EXERCISE AIM: Each entry below is to be extracted exactly.

INPUT DATA:

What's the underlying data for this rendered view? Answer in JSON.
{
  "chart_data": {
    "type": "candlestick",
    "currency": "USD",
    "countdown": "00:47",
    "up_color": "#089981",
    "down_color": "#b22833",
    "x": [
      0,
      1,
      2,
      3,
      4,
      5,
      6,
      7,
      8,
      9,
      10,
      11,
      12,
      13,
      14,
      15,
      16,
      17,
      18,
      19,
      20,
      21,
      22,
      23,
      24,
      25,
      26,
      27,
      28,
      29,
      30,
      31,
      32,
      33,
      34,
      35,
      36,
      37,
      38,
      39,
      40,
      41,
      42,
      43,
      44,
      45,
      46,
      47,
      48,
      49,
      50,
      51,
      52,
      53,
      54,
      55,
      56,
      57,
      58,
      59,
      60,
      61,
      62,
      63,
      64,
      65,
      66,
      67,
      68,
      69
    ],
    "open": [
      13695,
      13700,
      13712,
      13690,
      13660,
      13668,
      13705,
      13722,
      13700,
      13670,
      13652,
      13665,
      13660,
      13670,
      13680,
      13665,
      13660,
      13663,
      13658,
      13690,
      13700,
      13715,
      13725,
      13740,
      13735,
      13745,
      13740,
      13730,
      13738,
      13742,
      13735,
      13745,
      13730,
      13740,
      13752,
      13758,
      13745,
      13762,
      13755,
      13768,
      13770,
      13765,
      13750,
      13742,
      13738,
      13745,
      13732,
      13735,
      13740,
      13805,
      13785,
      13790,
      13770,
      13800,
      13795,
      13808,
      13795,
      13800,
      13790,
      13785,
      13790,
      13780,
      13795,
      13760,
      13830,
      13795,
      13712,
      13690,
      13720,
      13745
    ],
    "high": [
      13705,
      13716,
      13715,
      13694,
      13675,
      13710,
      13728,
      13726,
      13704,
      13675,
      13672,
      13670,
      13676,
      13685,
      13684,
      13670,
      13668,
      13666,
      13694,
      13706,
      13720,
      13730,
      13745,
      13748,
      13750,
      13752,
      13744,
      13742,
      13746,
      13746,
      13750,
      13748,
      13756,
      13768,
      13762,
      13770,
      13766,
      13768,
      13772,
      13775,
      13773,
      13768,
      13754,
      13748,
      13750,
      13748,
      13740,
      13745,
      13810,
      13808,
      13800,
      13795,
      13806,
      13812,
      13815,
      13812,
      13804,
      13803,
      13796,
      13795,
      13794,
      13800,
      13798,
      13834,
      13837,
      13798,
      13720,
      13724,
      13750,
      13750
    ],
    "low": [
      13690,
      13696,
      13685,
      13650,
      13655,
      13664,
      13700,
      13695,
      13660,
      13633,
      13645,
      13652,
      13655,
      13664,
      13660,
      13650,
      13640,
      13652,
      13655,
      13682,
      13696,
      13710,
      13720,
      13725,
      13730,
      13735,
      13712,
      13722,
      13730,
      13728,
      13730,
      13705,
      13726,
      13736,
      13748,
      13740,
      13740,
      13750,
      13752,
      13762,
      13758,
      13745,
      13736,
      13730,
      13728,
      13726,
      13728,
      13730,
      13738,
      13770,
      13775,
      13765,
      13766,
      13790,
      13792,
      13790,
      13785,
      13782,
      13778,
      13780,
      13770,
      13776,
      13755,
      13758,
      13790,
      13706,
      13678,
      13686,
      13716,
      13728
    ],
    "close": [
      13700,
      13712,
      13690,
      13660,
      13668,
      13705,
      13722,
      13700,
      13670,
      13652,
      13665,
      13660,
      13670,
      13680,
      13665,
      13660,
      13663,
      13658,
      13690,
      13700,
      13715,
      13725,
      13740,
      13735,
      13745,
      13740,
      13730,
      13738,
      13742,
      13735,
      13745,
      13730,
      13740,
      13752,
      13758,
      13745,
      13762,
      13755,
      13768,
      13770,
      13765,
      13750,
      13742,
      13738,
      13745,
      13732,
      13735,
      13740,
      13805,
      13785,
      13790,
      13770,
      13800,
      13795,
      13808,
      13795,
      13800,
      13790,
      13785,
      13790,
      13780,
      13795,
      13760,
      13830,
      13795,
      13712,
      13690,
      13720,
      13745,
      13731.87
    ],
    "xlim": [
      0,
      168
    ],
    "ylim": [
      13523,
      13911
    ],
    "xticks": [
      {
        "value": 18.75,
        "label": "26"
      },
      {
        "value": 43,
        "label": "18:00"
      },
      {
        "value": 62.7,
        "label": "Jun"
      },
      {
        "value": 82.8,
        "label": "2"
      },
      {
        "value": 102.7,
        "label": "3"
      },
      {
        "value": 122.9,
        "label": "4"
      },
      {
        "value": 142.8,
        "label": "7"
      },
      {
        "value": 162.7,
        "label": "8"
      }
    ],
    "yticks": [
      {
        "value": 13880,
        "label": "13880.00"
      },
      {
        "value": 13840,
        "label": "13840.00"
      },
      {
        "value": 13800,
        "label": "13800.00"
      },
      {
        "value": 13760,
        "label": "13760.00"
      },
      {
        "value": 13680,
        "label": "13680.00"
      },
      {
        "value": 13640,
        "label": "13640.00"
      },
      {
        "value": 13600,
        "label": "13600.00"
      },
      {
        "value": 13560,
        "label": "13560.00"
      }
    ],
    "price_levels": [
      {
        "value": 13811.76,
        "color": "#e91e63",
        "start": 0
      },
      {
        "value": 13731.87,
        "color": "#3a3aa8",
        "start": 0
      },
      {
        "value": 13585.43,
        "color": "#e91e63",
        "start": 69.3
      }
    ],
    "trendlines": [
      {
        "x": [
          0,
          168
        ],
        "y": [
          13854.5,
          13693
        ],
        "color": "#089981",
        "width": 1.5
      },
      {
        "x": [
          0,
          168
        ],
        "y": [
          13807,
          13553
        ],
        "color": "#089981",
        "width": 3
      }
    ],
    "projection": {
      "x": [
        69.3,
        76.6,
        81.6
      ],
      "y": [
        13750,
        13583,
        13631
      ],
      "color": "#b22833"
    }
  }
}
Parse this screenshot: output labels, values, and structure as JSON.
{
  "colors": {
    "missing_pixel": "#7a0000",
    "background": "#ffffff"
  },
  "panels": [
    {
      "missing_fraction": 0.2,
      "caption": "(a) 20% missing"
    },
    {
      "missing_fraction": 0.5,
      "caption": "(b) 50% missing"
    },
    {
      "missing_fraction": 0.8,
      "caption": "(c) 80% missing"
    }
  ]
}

ANSWER FOR THE TASK:
What's the underlying data for this rendered view? Answer in JSON.
{
  "chart_data": {
    "type": "candlestick",
    "currency": "USD",
    "countdown": "00:47",
    "up_color": "#089981",
    "down_color": "#b22833",
    "x": [
      0,
      1,
      2,
      3,
      4,
      5,
      6,
      7,
      8,
      9,
      10,
      11,
      12,
      13,
      14,
      15,
      16,
      17,
      18,
      19,
      20,
      21,
      22,
      23,
      24,
      25,
      26,
      27,
      28,
      29,
      30,
      31,
      32,
      33,
      34,
      35,
      36,
      37,
      38,
      39,
      40,
      41,
      42,
      43,
      44,
      45,
      46,
      47,
      48,
      49,
      50,
      51,
      52,
      53,
      54,
      55,
      56,
      57,
      58,
      59,
      60,
      61,
      62,
      63,
      64,
      65,
      66,
      67,
      68,
      69
    ],
    "open": [
      13695,
      13700,
      13712,
      13690,
      13660,
      13668,
      13705,
      13722,
      13700,
      13670,
      13652,
      13665,
      13660,
      13670,
      13680,
      13665,
      13660,
      13663,
      13658,
      13690,
      13700,
      13715,
      13725,
      13740,
      13735,
      13745,
      13740,
      13730,
      13738,
      13742,
      13735,
      13745,
      13730,
      13740,
      13752,
      13758,
      13745,
      13762,
      13755,
      13768,
      13770,
      13765,
      13750,
      13742,
      13738,
      13745,
      13732,
      13735,
      13740,
      13805,
      13785,
      13790,
      13770,
      13800,
      13795,
      13808,
      13795,
      13800,
      13790,
      13785,
      13790,
      13780,
      13795,
      13760,
      13830,
      13795,
      13712,
      13690,
      13720,
      13745
    ],
    "high": [
      13705,
      13716,
      13715,
      13694,
      13675,
      13710,
      13728,
      13726,
      13704,
      13675,
      13672,
      13670,
      13676,
      13685,
      13684,
      13670,
      13668,
      13666,
      13694,
      13706,
      13720,
      13730,
      13745,
      13748,
      13750,
      13752,
      13744,
      13742,
      13746,
      13746,
      13750,
      13748,
      13756,
      13768,
      13762,
      13770,
      13766,
      13768,
      13772,
      13775,
      13773,
      13768,
      13754,
      13748,
      13750,
      13748,
      13740,
      13745,
      13810,
      13808,
      13800,
      13795,
      13806,
      13812,
      13815,
      13812,
      13804,
      13803,
      13796,
      13795,
      13794,
      13800,
      13798,
      13834,
      13837,
      13798,
      13720,
      13724,
      13750,
      13750
    ],
    "low": [
      13690,
      13696,
      13685,
      13650,
      13655,
      13664,
      13700,
      13695,
      13660,
      13633,
      13645,
      13652,
      13655,
      13664,
      13660,
      13650,
      13640,
      13652,
      13655,
      13682,
      13696,
      13710,
      13720,
      13725,
      13730,
      13735,
      13712,
      13722,
      13730,
      13728,
      13730,
      13705,
      13726,
      13736,
      13748,
      13740,
      13740,
      13750,
      13752,
      13762,
      13758,
      13745,
      13736,
      13730,
      13728,
      13726,
      13728,
      13730,
      13738,
      13770,
      13775,
      13765,
      13766,
      13790,
      13792,
      13790,
      13785,
      13782,
      13778,
      13780,
      13770,
      13776,
      13755,
      13758,
      13790,
      13706,
      13678,
      13686,
      13716,
      13728
    ],
    "close": [
      13700,
      13712,
      13690,
      13660,
      13668,
      13705,
      13722,
      13700,
      13670,
      13652,
      13665,
      13660,
      13670,
      13680,
      13665,
      13660,
      13663,
      13658,
      13690,
      13700,
      13715,
      13725,
      13740,
      13735,
      13745,
      13740,
      13730,
      13738,
      13742,
      13735,
      13745,
      13730,
      13740,
      13752,
      13758,
      13745,
      13762,
      13755,
      13768,
      13770,
      13765,
      13750,
      13742,
      13738,
      13745,
      13732,
      13735,
      13740,
      13805,
      13785,
      13790,
      13770,
      13800,
      13795,
      13808,
      13795,
      13800,
      13790,
      13785,
      13790,
      13780,
      13795,
      13760,
      13830,
      13795,
      13712,
      13690,
      13720,
      13745,
      13731.87
    ],
    "xlim": [
      0,
      168
    ],
    "ylim": [
      13523,
      13911
    ],
    "xticks": [
      {
        "value": 18.75,
        "label": "26"
      },
      {
        "value": 43,
        "label": "18:00"
      },
      {
        "value": 62.7,
        "label": "Jun"
      },
      {
        "value": 82.8,
        "label": "2"
      },
      {
        "value": 102.7,
        "label": "3"
      },
      {
        "value": 122.9,
        "label": "4"
      },
      {
        "value": 142.8,
        "label": "7"
      },
      {
        "value": 162.7,
        "label": "8"
      }
    ],
    "yticks": [
      {
        "value": 13880,
        "label": "13880.00"
      },
      {
        "value": 13840,
        "label": "13840.00"
      },
      {
        "value": 13800,
        "label": "13800.00"
      },
      {
        "value": 13760,
        "label": "13760.00"
      },
      {
        "value": 13680,
        "label": "13680.00"
      },
      {
        "value": 13640,
        "label": "13640.00"
      },
      {
        "value": 13600,
        "label": "13600.00"
      },
      {
        "value": 13560,
        "label": "13560.00"
      }
    ],
    "price_levels": [
      {
        "value": 13811.76,
        "color": "#e91e63",
        "start": 0
      },
      {
        "value": 13731.87,
        "color": "#3a3aa8",
        "start": 0
      },
      {
        "value": 13585.43,
        "color": "#e91e63",
        "start": 69.3
      }
    ],
    "trendlines": [
      {
        "x": [
          0,
          168
        ],
        "y": [
          13854.5,
          13693
        ],
        "color": "#089981",
        "width": 1.5
      },
      {
        "x": [
          0,
          168
        ],
        "y": [
          13807,
          13553
        ],
        "color": "#089981",
        "width": 3
      }
    ],
    "projection": {
      "x": [
        69.3,
        76.6,
        81.6
      ],
      "y": [
        13750,
        13583,
        13631
      ],
      "color": "#b22833"
    }
  }
}
Parse this screenshot: output labels, values, and structure as JSON.
{
  "colors": {
    "missing_pixel": "#7a0000",
    "background": "#ffffff"
  },
  "panels": [
    {
      "missing_fraction": 0.2,
      "caption": "(a) 20% missing"
    },
    {
      "missing_fraction": 0.5,
      "caption": "(b) 50% missing"
    },
    {
      "missing_fraction": 0.8,
      "caption": "(c) 80% missing"
    }
  ]
}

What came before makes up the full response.